TalkTalk has called U2 frontman Bono "misguided" after he accused ISPs from profiting from illegal filesharing.

Bono said in an article in the New York Times ISPs were "reverse Robin Hoods" benefiting from the music industry's lost profits.

"We know from America's noble effort to stop child pornography, not to mention China's ignoble effort to suppress online dissent, that it's perfectly possible to track content," he said, suggesting that these tactics should be employed to hunt down illegal downloaders.

"ISPs generate no additional revenue or profit from customers sharing files. In fact we incur some marginal cost due to the extra bandwidth required," said Andrew Heaney, TalkTalk's executive director of strategy and regulation.

It is outrageous to equate the need to protect minors from the evils of child pornography with the need to protect copyright owners, Heaney said.

"As a society we have accepted that it is appropriate and proportionate to intrude on people's internet use by blocking access to sites that host child abuse images. To suggest that sharing a music file is every bit as evil as child abuse beggars belief."

Heaney also revealed that under the proposed Digital Economy Bill, which is set to become law later this year, it will be legal to disconnect someone for alleged copyright abuse but to disconnect them for accessing child abuse images, a court order would have to be obtained first.

"Bono obviously does not understand how simple it is to access copyright protected content without being detected," Heaney added.

"P2P filesharing can be spotted (albeit at great cost) but there are dozens of applications and tools out there which allow people to view content for free and no amount of snooping can detect it."

RECORDED DATA
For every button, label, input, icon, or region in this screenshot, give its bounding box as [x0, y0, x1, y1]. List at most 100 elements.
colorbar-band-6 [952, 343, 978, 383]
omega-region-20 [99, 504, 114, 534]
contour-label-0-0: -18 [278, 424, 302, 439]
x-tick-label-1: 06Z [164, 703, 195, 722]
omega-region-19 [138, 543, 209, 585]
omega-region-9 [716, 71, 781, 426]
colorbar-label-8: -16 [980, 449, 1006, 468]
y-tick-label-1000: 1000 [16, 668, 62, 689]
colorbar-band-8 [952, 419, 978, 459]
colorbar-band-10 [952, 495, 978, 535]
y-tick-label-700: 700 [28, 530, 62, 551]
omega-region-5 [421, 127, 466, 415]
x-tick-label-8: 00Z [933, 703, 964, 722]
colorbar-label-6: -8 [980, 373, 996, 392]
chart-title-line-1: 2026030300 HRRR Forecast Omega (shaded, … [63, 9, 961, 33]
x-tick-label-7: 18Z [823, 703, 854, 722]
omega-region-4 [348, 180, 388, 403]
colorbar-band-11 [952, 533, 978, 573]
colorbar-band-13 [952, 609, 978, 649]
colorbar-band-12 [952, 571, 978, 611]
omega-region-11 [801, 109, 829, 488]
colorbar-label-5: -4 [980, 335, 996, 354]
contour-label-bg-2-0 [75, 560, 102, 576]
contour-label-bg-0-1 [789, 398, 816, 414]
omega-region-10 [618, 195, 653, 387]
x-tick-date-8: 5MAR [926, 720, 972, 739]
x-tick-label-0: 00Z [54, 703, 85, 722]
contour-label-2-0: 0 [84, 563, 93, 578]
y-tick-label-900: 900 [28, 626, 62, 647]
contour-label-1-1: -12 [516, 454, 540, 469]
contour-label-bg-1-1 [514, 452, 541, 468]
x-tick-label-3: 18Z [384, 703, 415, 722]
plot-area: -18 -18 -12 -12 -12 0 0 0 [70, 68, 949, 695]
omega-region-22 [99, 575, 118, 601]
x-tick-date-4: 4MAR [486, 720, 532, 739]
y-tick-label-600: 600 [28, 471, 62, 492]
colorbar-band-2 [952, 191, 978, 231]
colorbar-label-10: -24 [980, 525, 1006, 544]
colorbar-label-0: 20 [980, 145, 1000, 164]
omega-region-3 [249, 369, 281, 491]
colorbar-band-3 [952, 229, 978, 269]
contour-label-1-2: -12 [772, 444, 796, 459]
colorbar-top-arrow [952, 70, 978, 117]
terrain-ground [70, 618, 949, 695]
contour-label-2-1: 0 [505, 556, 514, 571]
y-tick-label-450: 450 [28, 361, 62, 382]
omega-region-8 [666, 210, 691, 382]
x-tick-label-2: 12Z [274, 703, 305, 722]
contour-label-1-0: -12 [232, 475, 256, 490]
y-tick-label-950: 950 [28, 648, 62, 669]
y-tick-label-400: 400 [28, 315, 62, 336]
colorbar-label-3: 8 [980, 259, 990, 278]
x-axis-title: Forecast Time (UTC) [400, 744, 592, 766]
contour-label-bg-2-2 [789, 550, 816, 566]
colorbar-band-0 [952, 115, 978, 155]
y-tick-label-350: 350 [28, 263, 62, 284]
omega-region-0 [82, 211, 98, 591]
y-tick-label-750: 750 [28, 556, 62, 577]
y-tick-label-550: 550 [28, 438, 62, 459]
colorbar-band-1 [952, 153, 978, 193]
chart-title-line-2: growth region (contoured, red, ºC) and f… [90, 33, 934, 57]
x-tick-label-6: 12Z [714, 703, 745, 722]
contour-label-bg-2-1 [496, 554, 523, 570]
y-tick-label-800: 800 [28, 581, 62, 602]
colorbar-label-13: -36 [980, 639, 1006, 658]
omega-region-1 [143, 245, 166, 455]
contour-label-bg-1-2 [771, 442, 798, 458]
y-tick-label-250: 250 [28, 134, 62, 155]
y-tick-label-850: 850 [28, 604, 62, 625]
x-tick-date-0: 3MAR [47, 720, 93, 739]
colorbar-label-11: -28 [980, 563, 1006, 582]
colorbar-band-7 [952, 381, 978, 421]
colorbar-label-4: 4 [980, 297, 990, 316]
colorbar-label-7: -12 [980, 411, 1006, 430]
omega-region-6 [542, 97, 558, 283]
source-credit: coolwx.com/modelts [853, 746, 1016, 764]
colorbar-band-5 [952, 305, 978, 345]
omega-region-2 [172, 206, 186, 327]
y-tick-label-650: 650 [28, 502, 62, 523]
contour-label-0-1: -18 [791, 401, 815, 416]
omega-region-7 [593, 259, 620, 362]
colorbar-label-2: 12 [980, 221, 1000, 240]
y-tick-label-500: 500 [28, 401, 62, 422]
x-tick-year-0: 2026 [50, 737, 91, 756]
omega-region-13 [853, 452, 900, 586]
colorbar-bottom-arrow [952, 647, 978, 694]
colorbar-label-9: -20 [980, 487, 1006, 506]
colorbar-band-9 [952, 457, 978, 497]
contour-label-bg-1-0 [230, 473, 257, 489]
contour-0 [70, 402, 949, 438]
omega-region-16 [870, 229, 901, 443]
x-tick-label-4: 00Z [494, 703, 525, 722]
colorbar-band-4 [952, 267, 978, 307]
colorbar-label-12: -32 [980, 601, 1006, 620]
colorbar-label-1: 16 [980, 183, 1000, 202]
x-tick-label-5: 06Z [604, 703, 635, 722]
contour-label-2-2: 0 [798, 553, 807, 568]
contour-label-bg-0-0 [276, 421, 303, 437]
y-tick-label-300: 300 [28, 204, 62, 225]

WHAT YOU NEED TO DO
A. List every company, band, and publication named in the article on TalkTalk's response to Bono.
B. From the article on TalkTalk's response to Bono, copy the passage starting at "TalkTalk has called" and ending at "owners, Heaney said.".
C. According to the article on TalkTalk's response to Bono, what is Andrew Heaney's role at TalkTalk?

TASK RESULTS
A. TalkTalk, U2, the New York Times

B.
TalkTalk has called U2 frontman Bono "misguided" after he accused ISPs from profiting from illegal filesharing.

Bono said in an article in the New York Times ISPs were "reverse Robin Hoods" benefiting from the music industry's lost profits.

"We know from America's noble effort to stop child pornography, not to mention China's ignoble effort to suppress online dissent, that it's perfectly possible to track content," he said, suggesting that these tactics should be employed to hunt down illegal downloaders.

"ISPs generate no additional revenue or profit from customers sharing files. In fact we incur some marginal cost due to the extra bandwidth required," said Andrew Heaney, TalkTalk's executive director of strategy and regulation.

It is outrageous to equate the need to protect minors from the evils of child pornography with the need to protect copyright owners, Heaney said.

C. Executive director of strategy and regulation